● GIVEN TASK
The entries below are to be written out again without alteration.

● EXTRACTED DATA
- - - - - - -

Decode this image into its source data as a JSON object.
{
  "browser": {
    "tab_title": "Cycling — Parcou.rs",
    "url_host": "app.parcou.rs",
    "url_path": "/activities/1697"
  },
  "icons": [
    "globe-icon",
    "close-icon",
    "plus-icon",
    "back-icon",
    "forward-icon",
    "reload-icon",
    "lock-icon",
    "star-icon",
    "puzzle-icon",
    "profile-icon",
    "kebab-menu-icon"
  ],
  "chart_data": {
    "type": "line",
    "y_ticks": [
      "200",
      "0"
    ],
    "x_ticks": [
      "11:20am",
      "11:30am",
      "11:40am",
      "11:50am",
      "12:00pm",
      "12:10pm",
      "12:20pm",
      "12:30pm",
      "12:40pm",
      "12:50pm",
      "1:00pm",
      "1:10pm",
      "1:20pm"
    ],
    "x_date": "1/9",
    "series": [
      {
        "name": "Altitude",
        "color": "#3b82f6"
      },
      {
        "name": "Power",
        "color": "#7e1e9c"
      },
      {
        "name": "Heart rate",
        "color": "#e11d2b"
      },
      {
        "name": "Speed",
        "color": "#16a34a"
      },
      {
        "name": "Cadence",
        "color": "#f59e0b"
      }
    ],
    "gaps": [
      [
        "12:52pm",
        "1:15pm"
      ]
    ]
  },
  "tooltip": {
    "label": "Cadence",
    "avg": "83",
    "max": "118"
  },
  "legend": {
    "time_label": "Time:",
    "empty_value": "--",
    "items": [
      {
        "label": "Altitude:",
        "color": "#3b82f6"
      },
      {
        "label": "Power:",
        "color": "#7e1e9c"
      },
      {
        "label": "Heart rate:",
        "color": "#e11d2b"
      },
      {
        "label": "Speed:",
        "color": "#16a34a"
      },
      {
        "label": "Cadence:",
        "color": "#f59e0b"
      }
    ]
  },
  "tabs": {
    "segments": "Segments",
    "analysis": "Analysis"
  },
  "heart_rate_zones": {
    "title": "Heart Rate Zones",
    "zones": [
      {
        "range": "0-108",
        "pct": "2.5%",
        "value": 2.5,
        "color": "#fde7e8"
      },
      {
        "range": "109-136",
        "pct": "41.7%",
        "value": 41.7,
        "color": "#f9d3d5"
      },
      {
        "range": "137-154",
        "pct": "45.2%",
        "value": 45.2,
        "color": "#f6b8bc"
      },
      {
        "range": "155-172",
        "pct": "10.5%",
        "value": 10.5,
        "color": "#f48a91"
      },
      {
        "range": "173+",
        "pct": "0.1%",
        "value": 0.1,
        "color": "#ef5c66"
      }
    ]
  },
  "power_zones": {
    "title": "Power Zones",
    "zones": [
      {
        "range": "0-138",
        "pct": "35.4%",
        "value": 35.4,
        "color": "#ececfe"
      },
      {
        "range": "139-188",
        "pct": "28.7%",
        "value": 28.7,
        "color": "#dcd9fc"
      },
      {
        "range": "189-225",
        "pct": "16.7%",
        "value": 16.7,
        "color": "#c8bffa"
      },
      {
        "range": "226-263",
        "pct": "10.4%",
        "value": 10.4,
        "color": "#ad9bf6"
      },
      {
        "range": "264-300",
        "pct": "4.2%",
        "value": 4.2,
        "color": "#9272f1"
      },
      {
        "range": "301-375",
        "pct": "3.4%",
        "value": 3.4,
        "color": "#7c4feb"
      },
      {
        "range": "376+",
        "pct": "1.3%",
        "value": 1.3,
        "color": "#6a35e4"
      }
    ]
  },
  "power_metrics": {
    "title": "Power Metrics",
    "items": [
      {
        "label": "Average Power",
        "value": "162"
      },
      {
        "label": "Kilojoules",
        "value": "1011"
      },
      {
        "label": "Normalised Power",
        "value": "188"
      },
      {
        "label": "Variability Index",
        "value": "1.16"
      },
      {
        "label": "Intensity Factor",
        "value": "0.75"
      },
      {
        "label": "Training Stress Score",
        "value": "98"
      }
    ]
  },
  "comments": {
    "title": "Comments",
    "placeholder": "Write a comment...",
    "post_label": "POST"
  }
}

- - - - - - -

● SOLVED EXERCISE
Decode this image into its source data as a JSON object.
{
  "browser": {
    "tab_title": "Cycling — Parcou.rs",
    "url_host": "app.parcou.rs",
    "url_path": "/activities/1697"
  },
  "icons": [
    "globe-icon",
    "close-icon",
    "plus-icon",
    "back-icon",
    "forward-icon",
    "reload-icon",
    "lock-icon",
    "star-icon",
    "puzzle-icon",
    "profile-icon",
    "kebab-menu-icon"
  ],
  "chart_data": {
    "type": "line",
    "y_ticks": [
      "200",
      "0"
    ],
    "x_ticks": [
      "11:20am",
      "11:30am",
      "11:40am",
      "11:50am",
      "12:00pm",
      "12:10pm",
      "12:20pm",
      "12:30pm",
      "12:40pm",
      "12:50pm",
      "1:00pm",
      "1:10pm",
      "1:20pm"
    ],
    "x_date": "1/9",
    "series": [
      {
        "name": "Altitude",
        "color": "#3b82f6"
      },
      {
        "name": "Power",
        "color": "#7e1e9c"
      },
      {
        "name": "Heart rate",
        "color": "#e11d2b"
      },
      {
        "name": "Speed",
        "color": "#16a34a"
      },
      {
        "name": "Cadence",
        "color": "#f59e0b"
      }
    ],
    "gaps": [
      [
        "12:52pm",
        "1:15pm"
      ]
    ]
  },
  "tooltip": {
    "label": "Cadence",
    "avg": "83",
    "max": "118"
  },
  "legend": {
    "time_label": "Time:",
    "empty_value": "--",
    "items": [
      {
        "label": "Altitude:",
        "color": "#3b82f6"
      },
      {
        "label": "Power:",
        "color": "#7e1e9c"
      },
      {
        "label": "Heart rate:",
        "color": "#e11d2b"
      },
      {
        "label": "Speed:",
        "color": "#16a34a"
      },
      {
        "label": "Cadence:",
        "color": "#f59e0b"
      }
    ]
  },
  "tabs": {
    "segments": "Segments",
    "analysis": "Analysis"
  },
  "heart_rate_zones": {
    "title": "Heart Rate Zones",
    "zones": [
      {
        "range": "0-108",
        "pct": "2.5%",
        "value": 2.5,
        "color": "#fde7e8"
      },
      {
        "range": "109-136",
        "pct": "41.7%",
        "value": 41.7,
        "color": "#f9d3d5"
      },
      {
        "range": "137-154",
        "pct": "45.2%",
        "value": 45.2,
        "color": "#f6b8bc"
      },
      {
        "range": "155-172",
        "pct": "10.5%",
        "value": 10.5,
        "color": "#f48a91"
      },
      {
        "range": "173+",
        "pct": "0.1%",
        "value": 0.1,
        "color": "#ef5c66"
      }
    ]
  },
  "power_zones": {
    "title": "Power Zones",
    "zones": [
      {
        "range": "0-138",
        "pct": "35.4%",
        "value": 35.4,
        "color": "#ececfe"
      },
      {
        "range": "139-188",
        "pct": "28.7%",
        "value": 28.7,
        "color": "#dcd9fc"
      },
      {
        "range": "189-225",
        "pct": "16.7%",
        "value": 16.7,
        "color": "#c8bffa"
      },
      {
        "range": "226-263",
        "pct": "10.4%",
        "value": 10.4,
        "color": "#ad9bf6"
      },
      {
        "range": "264-300",
        "pct": "4.2%",
        "value": 4.2,
        "color": "#9272f1"
      },
      {
        "range": "301-375",
        "pct": "3.4%",
        "value": 3.4,
        "color": "#7c4feb"
      },
      {
        "range": "376+",
        "pct": "1.3%",
        "value": 1.3,
        "color": "#6a35e4"
      }
    ]
  },
  "power_metrics": {
    "title": "Power Metrics",
    "items": [
      {
        "label": "Average Power",
        "value": "162"
      },
      {
        "label": "Kilojoules",
        "value": "1011"
      },
      {
        "label": "Normalised Power",
        "value": "188"
      },
      {
        "label": "Variability Index",
        "value": "1.16"
      },
      {
        "label": "Intensity Factor",
        "value": "0.75"
      },
      {
        "label": "Training Stress Score",
        "value": "98"
      }
    ]
  },
  "comments": {
    "title": "Comments",
    "placeholder": "Write a comment...",
    "post_label": "POST"
  }
}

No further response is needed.